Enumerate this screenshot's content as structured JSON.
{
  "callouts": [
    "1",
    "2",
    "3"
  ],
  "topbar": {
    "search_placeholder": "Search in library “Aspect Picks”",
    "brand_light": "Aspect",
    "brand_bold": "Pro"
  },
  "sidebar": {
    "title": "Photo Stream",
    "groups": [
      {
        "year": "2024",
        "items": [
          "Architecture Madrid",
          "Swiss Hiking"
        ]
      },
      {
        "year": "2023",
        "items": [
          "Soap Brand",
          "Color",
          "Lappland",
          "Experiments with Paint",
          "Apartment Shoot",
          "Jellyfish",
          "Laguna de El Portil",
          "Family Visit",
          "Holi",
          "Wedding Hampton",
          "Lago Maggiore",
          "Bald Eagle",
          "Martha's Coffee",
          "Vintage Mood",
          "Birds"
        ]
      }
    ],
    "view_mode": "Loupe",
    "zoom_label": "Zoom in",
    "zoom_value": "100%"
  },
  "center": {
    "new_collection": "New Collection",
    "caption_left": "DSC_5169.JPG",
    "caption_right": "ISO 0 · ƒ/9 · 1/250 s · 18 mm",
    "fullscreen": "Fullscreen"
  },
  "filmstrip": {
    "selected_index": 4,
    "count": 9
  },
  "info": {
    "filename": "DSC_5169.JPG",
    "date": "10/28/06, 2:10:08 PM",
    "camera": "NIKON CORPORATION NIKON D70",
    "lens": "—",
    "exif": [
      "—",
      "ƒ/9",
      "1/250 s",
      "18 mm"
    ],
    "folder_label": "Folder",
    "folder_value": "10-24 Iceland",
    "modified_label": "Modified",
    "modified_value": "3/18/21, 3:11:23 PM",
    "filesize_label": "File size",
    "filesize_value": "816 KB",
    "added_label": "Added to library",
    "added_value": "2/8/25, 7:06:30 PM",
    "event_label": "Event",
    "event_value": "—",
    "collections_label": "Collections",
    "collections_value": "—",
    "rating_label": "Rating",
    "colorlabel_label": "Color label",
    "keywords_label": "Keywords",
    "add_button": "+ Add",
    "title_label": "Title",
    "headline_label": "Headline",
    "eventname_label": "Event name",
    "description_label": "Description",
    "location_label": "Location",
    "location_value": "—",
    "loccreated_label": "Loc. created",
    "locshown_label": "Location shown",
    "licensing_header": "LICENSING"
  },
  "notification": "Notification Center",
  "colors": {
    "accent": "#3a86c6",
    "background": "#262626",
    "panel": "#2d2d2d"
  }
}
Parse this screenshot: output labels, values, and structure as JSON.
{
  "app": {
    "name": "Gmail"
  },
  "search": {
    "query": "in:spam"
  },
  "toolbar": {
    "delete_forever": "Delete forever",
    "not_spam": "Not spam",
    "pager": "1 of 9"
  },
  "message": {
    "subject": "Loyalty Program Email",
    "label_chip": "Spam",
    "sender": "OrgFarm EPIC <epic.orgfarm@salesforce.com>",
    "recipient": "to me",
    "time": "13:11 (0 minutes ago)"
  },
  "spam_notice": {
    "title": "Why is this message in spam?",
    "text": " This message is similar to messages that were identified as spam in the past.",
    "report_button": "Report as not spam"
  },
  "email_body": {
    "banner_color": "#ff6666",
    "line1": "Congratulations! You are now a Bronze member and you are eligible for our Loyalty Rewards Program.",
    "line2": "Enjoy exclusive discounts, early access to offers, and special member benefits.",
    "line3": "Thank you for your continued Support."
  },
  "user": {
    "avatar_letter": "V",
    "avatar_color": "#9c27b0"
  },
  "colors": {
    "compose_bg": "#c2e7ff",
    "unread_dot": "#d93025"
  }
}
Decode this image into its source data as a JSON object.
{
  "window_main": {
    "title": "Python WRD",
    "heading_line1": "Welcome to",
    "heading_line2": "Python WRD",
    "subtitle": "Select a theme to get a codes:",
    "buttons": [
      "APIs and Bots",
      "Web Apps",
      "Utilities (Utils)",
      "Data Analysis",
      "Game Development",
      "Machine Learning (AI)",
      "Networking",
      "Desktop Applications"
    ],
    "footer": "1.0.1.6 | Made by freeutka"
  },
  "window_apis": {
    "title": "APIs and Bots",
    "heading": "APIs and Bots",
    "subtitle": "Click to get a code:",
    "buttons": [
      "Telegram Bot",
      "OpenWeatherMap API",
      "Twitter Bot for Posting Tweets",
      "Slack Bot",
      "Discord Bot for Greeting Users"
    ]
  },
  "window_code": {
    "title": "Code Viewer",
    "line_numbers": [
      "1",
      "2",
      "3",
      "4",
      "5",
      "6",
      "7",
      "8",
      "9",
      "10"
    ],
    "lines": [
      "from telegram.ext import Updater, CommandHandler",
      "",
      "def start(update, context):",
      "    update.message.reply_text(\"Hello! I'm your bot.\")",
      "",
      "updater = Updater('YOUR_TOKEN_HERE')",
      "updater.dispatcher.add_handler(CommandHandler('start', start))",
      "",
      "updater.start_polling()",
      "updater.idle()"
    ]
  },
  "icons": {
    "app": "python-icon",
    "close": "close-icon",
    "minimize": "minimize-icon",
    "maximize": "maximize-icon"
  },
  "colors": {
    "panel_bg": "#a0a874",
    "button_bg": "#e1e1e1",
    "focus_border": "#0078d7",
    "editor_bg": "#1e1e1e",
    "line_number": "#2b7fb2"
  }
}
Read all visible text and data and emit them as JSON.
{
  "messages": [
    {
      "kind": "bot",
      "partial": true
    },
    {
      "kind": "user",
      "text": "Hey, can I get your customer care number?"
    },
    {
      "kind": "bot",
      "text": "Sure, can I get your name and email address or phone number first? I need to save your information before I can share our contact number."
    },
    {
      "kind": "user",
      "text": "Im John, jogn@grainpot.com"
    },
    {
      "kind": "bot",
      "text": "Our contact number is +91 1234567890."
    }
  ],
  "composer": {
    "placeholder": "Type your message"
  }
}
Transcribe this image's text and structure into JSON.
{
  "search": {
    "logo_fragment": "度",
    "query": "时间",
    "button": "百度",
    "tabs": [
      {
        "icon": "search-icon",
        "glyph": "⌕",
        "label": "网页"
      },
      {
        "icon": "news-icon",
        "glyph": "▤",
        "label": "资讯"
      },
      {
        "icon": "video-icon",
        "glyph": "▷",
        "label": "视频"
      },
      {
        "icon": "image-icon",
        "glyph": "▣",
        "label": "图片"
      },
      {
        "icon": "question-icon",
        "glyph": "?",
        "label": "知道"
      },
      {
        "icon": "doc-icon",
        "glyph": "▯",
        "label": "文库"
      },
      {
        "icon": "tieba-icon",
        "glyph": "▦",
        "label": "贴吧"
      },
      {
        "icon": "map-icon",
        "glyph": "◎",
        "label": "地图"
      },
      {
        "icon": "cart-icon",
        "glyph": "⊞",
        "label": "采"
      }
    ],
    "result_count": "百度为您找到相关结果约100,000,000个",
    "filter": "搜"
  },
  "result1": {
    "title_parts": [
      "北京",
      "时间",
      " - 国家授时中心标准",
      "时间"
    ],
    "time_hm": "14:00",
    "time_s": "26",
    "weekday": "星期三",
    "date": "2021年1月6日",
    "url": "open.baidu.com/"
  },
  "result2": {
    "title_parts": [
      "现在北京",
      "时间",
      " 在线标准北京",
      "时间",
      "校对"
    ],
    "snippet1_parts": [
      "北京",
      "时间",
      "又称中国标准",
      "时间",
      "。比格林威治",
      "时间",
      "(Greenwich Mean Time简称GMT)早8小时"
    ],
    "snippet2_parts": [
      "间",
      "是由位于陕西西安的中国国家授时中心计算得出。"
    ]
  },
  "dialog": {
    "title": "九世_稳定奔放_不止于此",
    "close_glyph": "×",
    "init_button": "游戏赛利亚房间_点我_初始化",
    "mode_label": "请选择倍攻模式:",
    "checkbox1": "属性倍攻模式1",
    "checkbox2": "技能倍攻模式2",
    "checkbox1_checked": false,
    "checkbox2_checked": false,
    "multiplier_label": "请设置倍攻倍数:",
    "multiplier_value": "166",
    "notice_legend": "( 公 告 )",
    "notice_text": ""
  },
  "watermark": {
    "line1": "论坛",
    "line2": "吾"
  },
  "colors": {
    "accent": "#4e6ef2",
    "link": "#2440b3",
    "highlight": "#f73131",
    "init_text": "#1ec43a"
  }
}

■ **WHAT YOU ARE ASKED TO DO**
Identify the lines in the entries that hold "image" and return each one.

■ **CORRECT RESPONSE**
Decode this image into its source data as a JSON object.
Transcribe this image's text and structure into JSON.
        "icon": "image-icon",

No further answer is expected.